*GIVEN REQUEST*:
Can you pull out each line of the data below that includes the word "input"?
begin RECORD EXTRACTS
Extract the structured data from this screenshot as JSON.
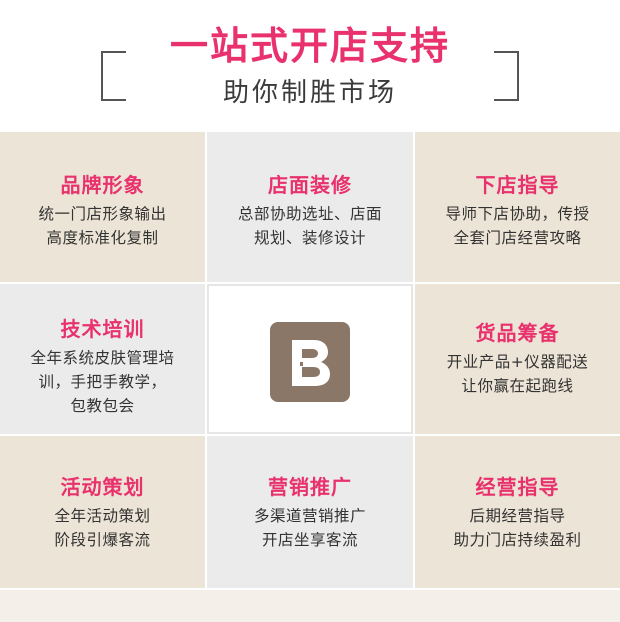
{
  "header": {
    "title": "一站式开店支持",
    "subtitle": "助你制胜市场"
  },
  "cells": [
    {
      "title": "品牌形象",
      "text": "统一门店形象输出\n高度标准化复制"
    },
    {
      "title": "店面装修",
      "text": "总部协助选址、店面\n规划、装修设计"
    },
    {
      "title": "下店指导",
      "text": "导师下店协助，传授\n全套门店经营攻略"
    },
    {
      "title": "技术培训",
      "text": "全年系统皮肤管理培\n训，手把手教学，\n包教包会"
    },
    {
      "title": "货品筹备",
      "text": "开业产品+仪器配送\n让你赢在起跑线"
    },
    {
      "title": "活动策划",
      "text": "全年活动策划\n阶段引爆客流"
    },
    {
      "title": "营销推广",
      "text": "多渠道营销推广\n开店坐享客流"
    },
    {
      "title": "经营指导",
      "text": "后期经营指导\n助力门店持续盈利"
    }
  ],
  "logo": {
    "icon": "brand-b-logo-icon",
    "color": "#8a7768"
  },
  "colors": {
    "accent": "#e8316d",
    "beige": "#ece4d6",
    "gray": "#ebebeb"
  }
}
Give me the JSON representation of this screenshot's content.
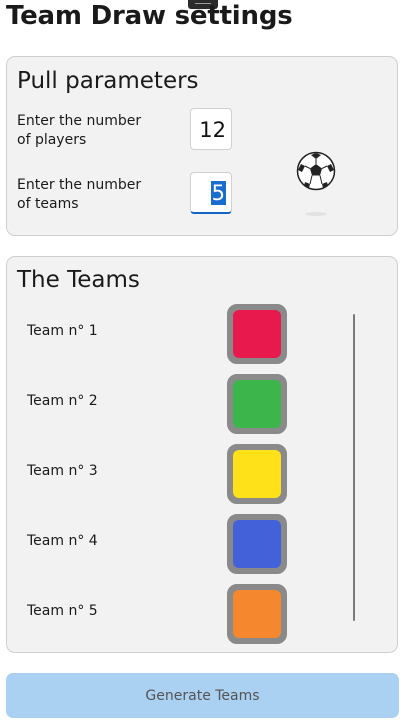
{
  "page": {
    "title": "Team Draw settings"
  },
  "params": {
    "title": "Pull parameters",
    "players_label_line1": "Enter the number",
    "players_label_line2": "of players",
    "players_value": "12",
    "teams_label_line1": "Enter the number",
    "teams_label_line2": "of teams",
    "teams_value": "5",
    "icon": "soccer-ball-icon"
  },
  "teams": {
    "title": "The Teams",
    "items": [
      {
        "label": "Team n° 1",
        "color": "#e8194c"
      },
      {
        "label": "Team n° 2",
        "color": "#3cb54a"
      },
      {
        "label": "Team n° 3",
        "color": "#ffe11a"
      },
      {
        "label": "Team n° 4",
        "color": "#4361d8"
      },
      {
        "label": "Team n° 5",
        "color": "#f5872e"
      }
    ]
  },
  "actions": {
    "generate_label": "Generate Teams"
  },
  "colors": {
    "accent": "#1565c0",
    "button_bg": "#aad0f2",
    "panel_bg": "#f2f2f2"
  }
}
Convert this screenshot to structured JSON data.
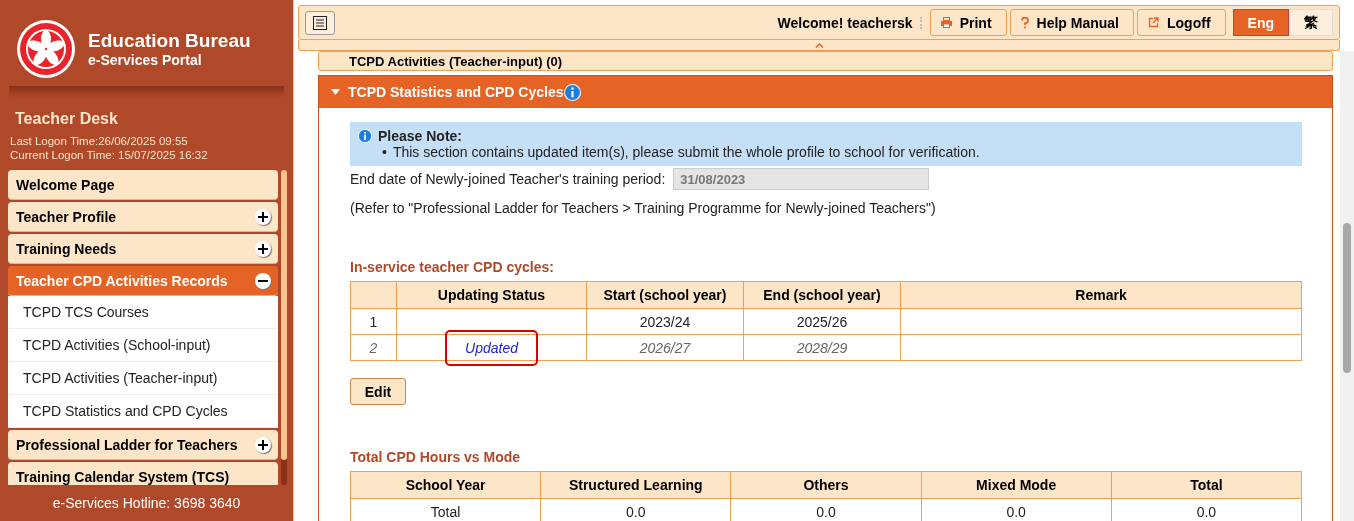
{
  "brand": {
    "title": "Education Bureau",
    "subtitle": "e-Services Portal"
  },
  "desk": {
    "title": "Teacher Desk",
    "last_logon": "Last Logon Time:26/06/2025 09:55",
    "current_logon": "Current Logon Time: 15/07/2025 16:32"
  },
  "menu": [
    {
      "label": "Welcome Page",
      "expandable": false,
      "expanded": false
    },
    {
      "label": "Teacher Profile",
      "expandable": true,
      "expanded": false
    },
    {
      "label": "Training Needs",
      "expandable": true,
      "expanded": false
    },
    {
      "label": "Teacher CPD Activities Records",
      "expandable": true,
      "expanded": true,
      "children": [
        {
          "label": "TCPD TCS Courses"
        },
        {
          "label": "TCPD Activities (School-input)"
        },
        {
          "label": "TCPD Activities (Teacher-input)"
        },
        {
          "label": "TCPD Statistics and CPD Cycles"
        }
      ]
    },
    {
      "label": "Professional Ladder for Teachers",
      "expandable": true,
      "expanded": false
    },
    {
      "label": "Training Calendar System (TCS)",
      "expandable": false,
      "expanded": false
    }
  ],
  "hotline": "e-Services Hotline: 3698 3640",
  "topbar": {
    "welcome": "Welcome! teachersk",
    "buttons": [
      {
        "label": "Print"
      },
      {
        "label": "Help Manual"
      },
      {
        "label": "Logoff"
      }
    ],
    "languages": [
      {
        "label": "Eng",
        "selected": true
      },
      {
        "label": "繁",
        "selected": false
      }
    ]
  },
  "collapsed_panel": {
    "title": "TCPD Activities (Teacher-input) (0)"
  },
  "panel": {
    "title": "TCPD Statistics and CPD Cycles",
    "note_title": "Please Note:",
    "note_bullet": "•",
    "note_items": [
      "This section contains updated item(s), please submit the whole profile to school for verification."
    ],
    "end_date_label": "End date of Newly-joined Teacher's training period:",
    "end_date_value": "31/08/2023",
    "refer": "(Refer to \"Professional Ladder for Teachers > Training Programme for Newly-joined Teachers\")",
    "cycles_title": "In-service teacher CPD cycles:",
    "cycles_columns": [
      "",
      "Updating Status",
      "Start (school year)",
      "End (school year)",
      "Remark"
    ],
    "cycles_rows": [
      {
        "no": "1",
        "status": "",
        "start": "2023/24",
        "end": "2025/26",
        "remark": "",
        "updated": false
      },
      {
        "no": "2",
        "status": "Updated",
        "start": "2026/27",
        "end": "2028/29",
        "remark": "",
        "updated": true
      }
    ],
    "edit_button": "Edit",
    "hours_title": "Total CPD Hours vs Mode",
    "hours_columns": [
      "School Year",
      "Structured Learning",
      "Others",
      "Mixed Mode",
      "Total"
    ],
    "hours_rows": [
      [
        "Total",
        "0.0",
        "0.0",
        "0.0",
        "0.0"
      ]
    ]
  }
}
end RECORD EXTRACTS
*TASK RESPONSE*:
          "label": "TCPD Activities (School-input)"
          "label": "TCPD Activities (Teacher-input)"
    "title": "TCPD Activities (Teacher-input) (0)"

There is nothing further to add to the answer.